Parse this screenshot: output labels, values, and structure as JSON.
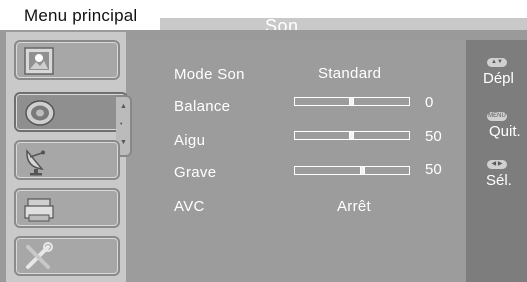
{
  "header": {
    "menu_title": "Menu principal",
    "page_title": "Son"
  },
  "sidebar": {
    "items": [
      {
        "icon": "picture-icon",
        "active": false
      },
      {
        "icon": "speaker-icon",
        "active": true
      },
      {
        "icon": "satellite-dish-icon",
        "active": false
      },
      {
        "icon": "keyboard-icon",
        "active": false
      },
      {
        "icon": "tools-icon",
        "active": false
      }
    ],
    "scroll": {
      "up": "▲",
      "mid": "•",
      "down": "▼"
    }
  },
  "settings": {
    "mode": {
      "label": "Mode Son",
      "value": "Standard"
    },
    "balance": {
      "label": "Balance",
      "value": "0",
      "level": 0.5
    },
    "treble": {
      "label": "Aigu",
      "value": "50",
      "level": 0.5
    },
    "bass": {
      "label": "Grave",
      "value": "50",
      "level": 0.6
    },
    "avc": {
      "label": "AVC",
      "value": "Arrêt"
    }
  },
  "help": {
    "move": {
      "key": "▲▼",
      "label": "Dépl"
    },
    "quit": {
      "key": "MENU",
      "label": "Quit."
    },
    "select": {
      "key": "◀ ▶",
      "label": "Sél."
    }
  },
  "colors": {
    "panel": "#9c9c9c",
    "sidebar": "#c9c9c9",
    "help_panel": "#7d7d7d",
    "text": "#ffffff"
  }
}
• • • • • • •
**WHAT IS NEEDED:**
Make a word-for-word copy of the entries, without any pictures.

**TASK SOLUTION:**
Parse this screenshot: output labels, values, and structure as JSON.
{
  "header": {
    "menu_title": "Menu principal",
    "page_title": "Son"
  },
  "sidebar": {
    "items": [
      {
        "icon": "picture-icon",
        "active": false
      },
      {
        "icon": "speaker-icon",
        "active": true
      },
      {
        "icon": "satellite-dish-icon",
        "active": false
      },
      {
        "icon": "keyboard-icon",
        "active": false
      },
      {
        "icon": "tools-icon",
        "active": false
      }
    ],
    "scroll": {
      "up": "▲",
      "mid": "•",
      "down": "▼"
    }
  },
  "settings": {
    "mode": {
      "label": "Mode Son",
      "value": "Standard"
    },
    "balance": {
      "label": "Balance",
      "value": "0",
      "level": 0.5
    },
    "treble": {
      "label": "Aigu",
      "value": "50",
      "level": 0.5
    },
    "bass": {
      "label": "Grave",
      "value": "50",
      "level": 0.6
    },
    "avc": {
      "label": "AVC",
      "value": "Arrêt"
    }
  },
  "help": {
    "move": {
      "key": "▲▼",
      "label": "Dépl"
    },
    "quit": {
      "key": "MENU",
      "label": "Quit."
    },
    "select": {
      "key": "◀ ▶",
      "label": "Sél."
    }
  },
  "colors": {
    "panel": "#9c9c9c",
    "sidebar": "#c9c9c9",
    "help_panel": "#7d7d7d",
    "text": "#ffffff"
  }
}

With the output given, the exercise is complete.